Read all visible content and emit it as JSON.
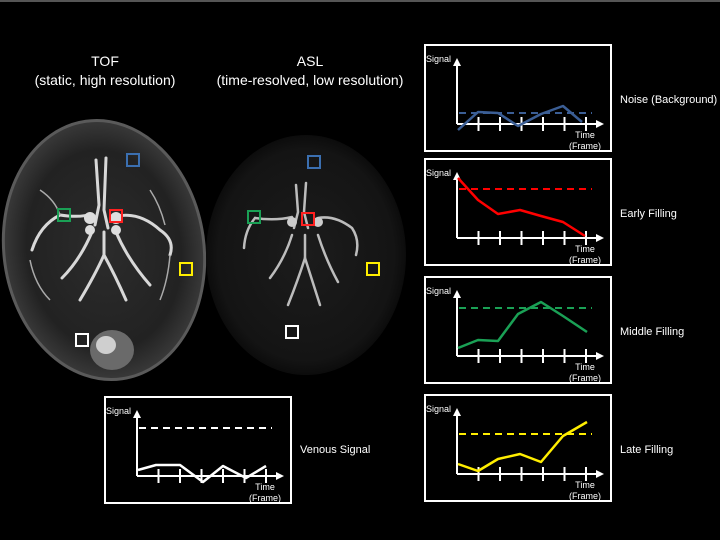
{
  "titles": {
    "tof": {
      "line1": "TOF",
      "line2": "(static, high resolution)"
    },
    "asl": {
      "line1": "ASL",
      "line2": "(time-resolved, low resolution)"
    }
  },
  "axis": {
    "signal": "Signal",
    "time": "Time",
    "frame": "(Frame)"
  },
  "panels": [
    {
      "id": "noise",
      "label": "Noise (Background)",
      "color": "#3b5e95"
    },
    {
      "id": "early",
      "label": "Early Filling",
      "color": "#ff0000"
    },
    {
      "id": "middle",
      "label": "Middle Filling",
      "color": "#1aa055"
    },
    {
      "id": "late",
      "label": "Late Filling",
      "color": "#ffee00"
    },
    {
      "id": "venous",
      "label": "Venous Signal",
      "color": "#ffffff"
    }
  ],
  "roi_colors": {
    "blue": "#3b6fb0",
    "green": "#1aa055",
    "red": "#ff2020",
    "yellow": "#ffee00",
    "white": "#ffffff"
  }
}
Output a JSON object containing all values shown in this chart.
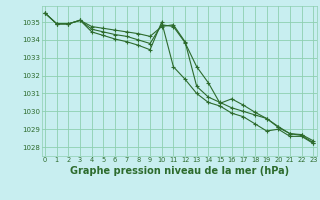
{
  "bg_color": "#c8eef0",
  "grid_color": "#8ecfb0",
  "line_color": "#2d6b2d",
  "marker_color": "#2d6b2d",
  "xlabel": "Graphe pression niveau de la mer (hPa)",
  "xlabel_fontsize": 7.0,
  "ylim": [
    1027.5,
    1035.9
  ],
  "yticks": [
    1028,
    1029,
    1030,
    1031,
    1032,
    1033,
    1034,
    1035
  ],
  "xticks": [
    0,
    1,
    2,
    3,
    4,
    5,
    6,
    7,
    8,
    9,
    10,
    11,
    12,
    13,
    14,
    15,
    16,
    17,
    18,
    19,
    20,
    21,
    22,
    23
  ],
  "series": [
    [
      1035.5,
      1034.9,
      1034.9,
      1035.1,
      1034.75,
      1034.65,
      1034.55,
      1034.45,
      1034.35,
      1034.2,
      1034.75,
      1034.85,
      1033.9,
      1031.4,
      1030.8,
      1030.5,
      1030.2,
      1030.0,
      1029.8,
      1029.6,
      1029.15,
      1028.75,
      1028.7,
      1028.35
    ],
    [
      1035.5,
      1034.9,
      1034.9,
      1035.1,
      1034.45,
      1034.25,
      1034.05,
      1033.9,
      1033.7,
      1033.45,
      1035.0,
      1032.5,
      1031.8,
      1031.0,
      1030.5,
      1030.3,
      1029.9,
      1029.7,
      1029.3,
      1028.9,
      1029.0,
      1028.6,
      1028.6,
      1028.2
    ],
    [
      1035.5,
      1034.9,
      1034.9,
      1035.1,
      1034.6,
      1034.45,
      1034.3,
      1034.2,
      1034.0,
      1033.8,
      1034.85,
      1034.75,
      1033.85,
      1032.5,
      1031.6,
      1030.45,
      1030.7,
      1030.35,
      1029.95,
      1029.6,
      1029.1,
      1028.75,
      1028.65,
      1028.25
    ]
  ]
}
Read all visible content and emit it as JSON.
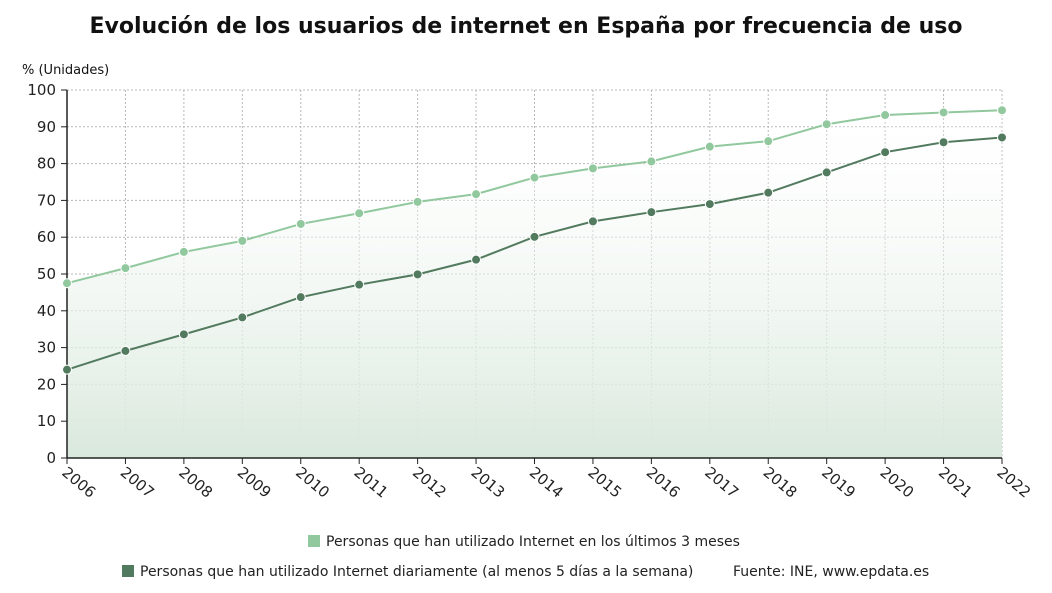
{
  "chart_data": {
    "type": "line",
    "title": "Evolución de los usuarios de internet en España por frecuencia de uso",
    "ylabel": "% (Unidades)",
    "ylim": [
      0,
      100
    ],
    "yticks": [
      "0",
      "10",
      "20",
      "30",
      "40",
      "50",
      "60",
      "70",
      "80",
      "90",
      "100"
    ],
    "categories": [
      "2006",
      "2007",
      "2008",
      "2009",
      "2010",
      "2011",
      "2012",
      "2013",
      "2014",
      "2015",
      "2016",
      "2017",
      "2018",
      "2019",
      "2020",
      "2021",
      "2022"
    ],
    "series": [
      {
        "name": "Personas que han utilizado Internet en los últimos 3 meses",
        "color": "#91c89d",
        "values": [
          47.5,
          51.6,
          56.0,
          59.0,
          63.6,
          66.5,
          69.6,
          71.7,
          76.2,
          78.7,
          80.6,
          84.6,
          86.1,
          90.7,
          93.2,
          93.9,
          94.5
        ]
      },
      {
        "name": "Personas que han utilizado Internet diariamente (al menos 5 días a la semana)",
        "color": "#527a5e",
        "values": [
          24.0,
          29.1,
          33.6,
          38.2,
          43.7,
          47.1,
          49.9,
          53.9,
          60.1,
          64.3,
          66.8,
          69.0,
          72.1,
          77.6,
          83.1,
          85.8,
          87.1
        ]
      }
    ],
    "grid": true,
    "legend_position": "bottom"
  },
  "source": "Fuente: INE, www.epdata.es"
}
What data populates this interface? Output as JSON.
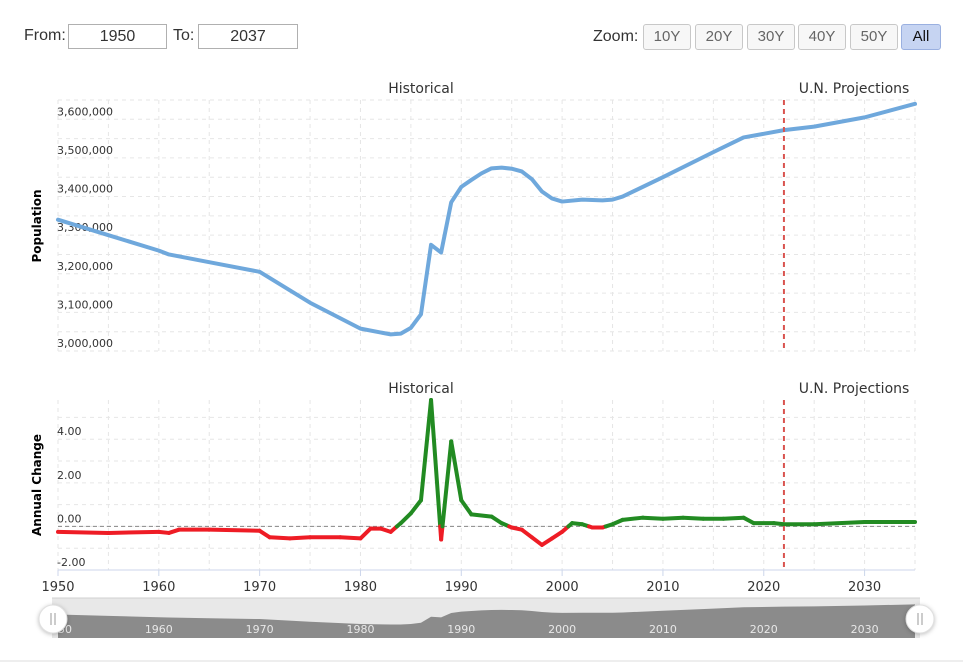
{
  "range": {
    "from_label": "From:",
    "from_value": "1950",
    "to_label": "To:",
    "to_value": "2037"
  },
  "zoom": {
    "label": "Zoom:",
    "buttons": [
      "10Y",
      "20Y",
      "30Y",
      "40Y",
      "50Y",
      "All"
    ],
    "active": "All"
  },
  "colors": {
    "population_line": "#6fa8dc",
    "change_positive": "#228b22",
    "change_negative": "#ee1c25",
    "projection_marker": "#d9534f",
    "navigator_fill": "#7a7a7a"
  },
  "chart_data": [
    {
      "type": "line",
      "ylabel": "Population",
      "region_labels": [
        "Historical",
        "U.N. Projections"
      ],
      "projection_start_year": 2022,
      "xlim": [
        1950,
        2035
      ],
      "ylim": [
        3000000,
        3650000
      ],
      "yticks": [
        3000000,
        3100000,
        3200000,
        3300000,
        3400000,
        3500000,
        3600000
      ],
      "ytick_labels": [
        "3,000,000",
        "3,100,000",
        "3,200,000",
        "3,300,000",
        "3,400,000",
        "3,500,000",
        "3,600,000"
      ],
      "grid": true,
      "x": [
        1950,
        1955,
        1960,
        1961,
        1965,
        1970,
        1975,
        1980,
        1983,
        1984,
        1985,
        1986,
        1987,
        1988,
        1989,
        1990,
        1991,
        1992,
        1993,
        1994,
        1995,
        1996,
        1997,
        1998,
        1999,
        2000,
        2002,
        2004,
        2005,
        2006,
        2010,
        2015,
        2018,
        2022,
        2025,
        2030,
        2035
      ],
      "y": [
        3340000,
        3300000,
        3260000,
        3250000,
        3230000,
        3205000,
        3125000,
        3058000,
        3043000,
        3045000,
        3060000,
        3095000,
        3275000,
        3255000,
        3385000,
        3425000,
        3443000,
        3460000,
        3473000,
        3475000,
        3472000,
        3465000,
        3445000,
        3413000,
        3395000,
        3387000,
        3392000,
        3390000,
        3392000,
        3400000,
        3450000,
        3515000,
        3553000,
        3572000,
        3581000,
        3605000,
        3640000
      ]
    },
    {
      "type": "line",
      "ylabel": "Annual Change",
      "region_labels": [
        "Historical",
        "U.N. Projections"
      ],
      "projection_start_year": 2022,
      "xlim": [
        1950,
        2035
      ],
      "ylim": [
        -2,
        5.8
      ],
      "yticks": [
        -2,
        0,
        2,
        4
      ],
      "ytick_labels": [
        "-2.00",
        "0.00",
        "2.00",
        "4.00"
      ],
      "xticks": [
        1950,
        1960,
        1970,
        1980,
        1990,
        2000,
        2010,
        2020,
        2030
      ],
      "grid": true,
      "x": [
        1950,
        1955,
        1960,
        1961,
        1962,
        1965,
        1970,
        1971,
        1973,
        1975,
        1978,
        1980,
        1981,
        1982,
        1983,
        1984,
        1985,
        1986,
        1987,
        1988,
        1989,
        1990,
        1991,
        1993,
        1994,
        1995,
        1996,
        1997,
        1998,
        1999,
        2000,
        2001,
        2002,
        2003,
        2004,
        2005,
        2006,
        2008,
        2010,
        2012,
        2014,
        2016,
        2018,
        2019,
        2021,
        2022,
        2025,
        2030,
        2035
      ],
      "y": [
        -0.25,
        -0.3,
        -0.25,
        -0.3,
        -0.15,
        -0.15,
        -0.2,
        -0.5,
        -0.55,
        -0.5,
        -0.5,
        -0.55,
        -0.1,
        -0.1,
        -0.25,
        0.15,
        0.6,
        1.2,
        5.8,
        -0.6,
        3.9,
        1.2,
        0.55,
        0.45,
        0.15,
        -0.05,
        -0.15,
        -0.5,
        -0.85,
        -0.55,
        -0.25,
        0.15,
        0.1,
        -0.05,
        -0.05,
        0.1,
        0.3,
        0.4,
        0.35,
        0.4,
        0.35,
        0.35,
        0.4,
        0.15,
        0.15,
        0.1,
        0.1,
        0.2,
        0.2
      ]
    }
  ],
  "navigator": {
    "xticks": [
      1950,
      1960,
      1970,
      1980,
      1990,
      2000,
      2010,
      2020,
      2030
    ],
    "tick_labels": [
      "1950",
      "1960",
      "1970",
      "1980",
      "1990",
      "2000",
      "2010",
      "2020",
      "2030"
    ]
  }
}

+===+

Show every line from the entries above in which the word "this" appears.

Output a JSON object containing all values shown in this chart.
What data populates this interface? Output as JSON.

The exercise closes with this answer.